LISTED ENTRIES
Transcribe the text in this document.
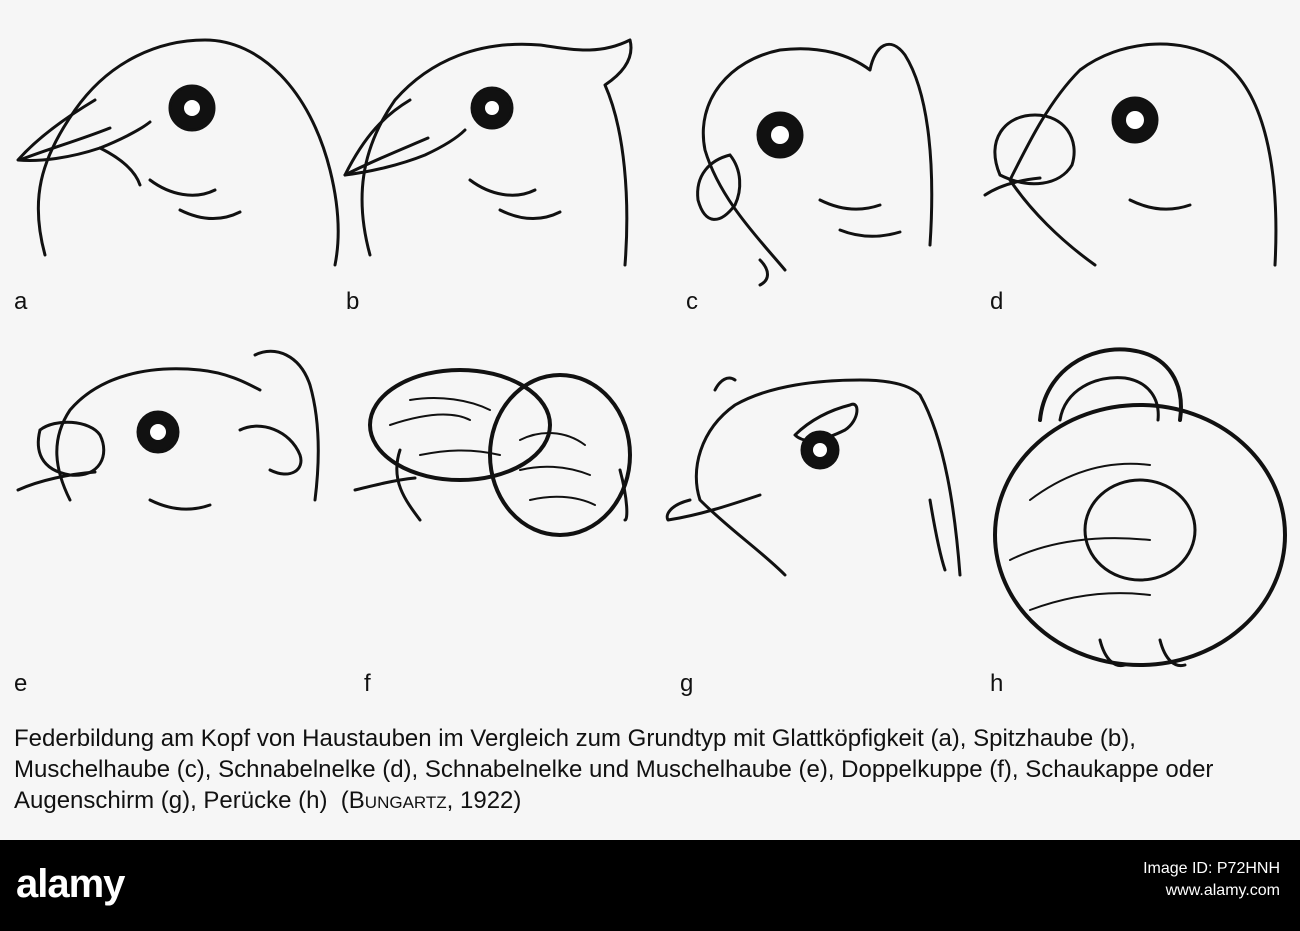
a	b	c	d
e	f	g	h

Federbildung am Kopf von Haustauben im Vergleich zum Grundtyp mit Glattköpfigkeit (a), Spitzhaube (b), Muschelhaube (c), Schnabelnelke (d), Schnabelnelke und Muschelhaube (e), Doppelkuppe (f), Schaukappe oder Augenschirm (g), Perücke (h) (Bungartz, 1922)

alamy	Image ID: P72HNH
www.alamy.com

STATED TASK
Transcribe the preceding listing in its entirety and with exact wording, leaving out pictures.

THE COMPLETED TASK
Transcribe the text in this document.
a	b	c	d
e	f	g	h

Federbildung am Kopf von Haustauben im Vergleich zum Grundtyp mit Glattköpfigkeit (a), Spitzhaube (b), Muschelhaube (c), Schnabelnelke (d), Schnabelnelke und Muschelhaube (e), Doppelkuppe (f), Schaukappe oder Augenschirm (g), Perücke (h) (Bungartz, 1922)

alamy	Image ID: P72HNH
www.alamy.com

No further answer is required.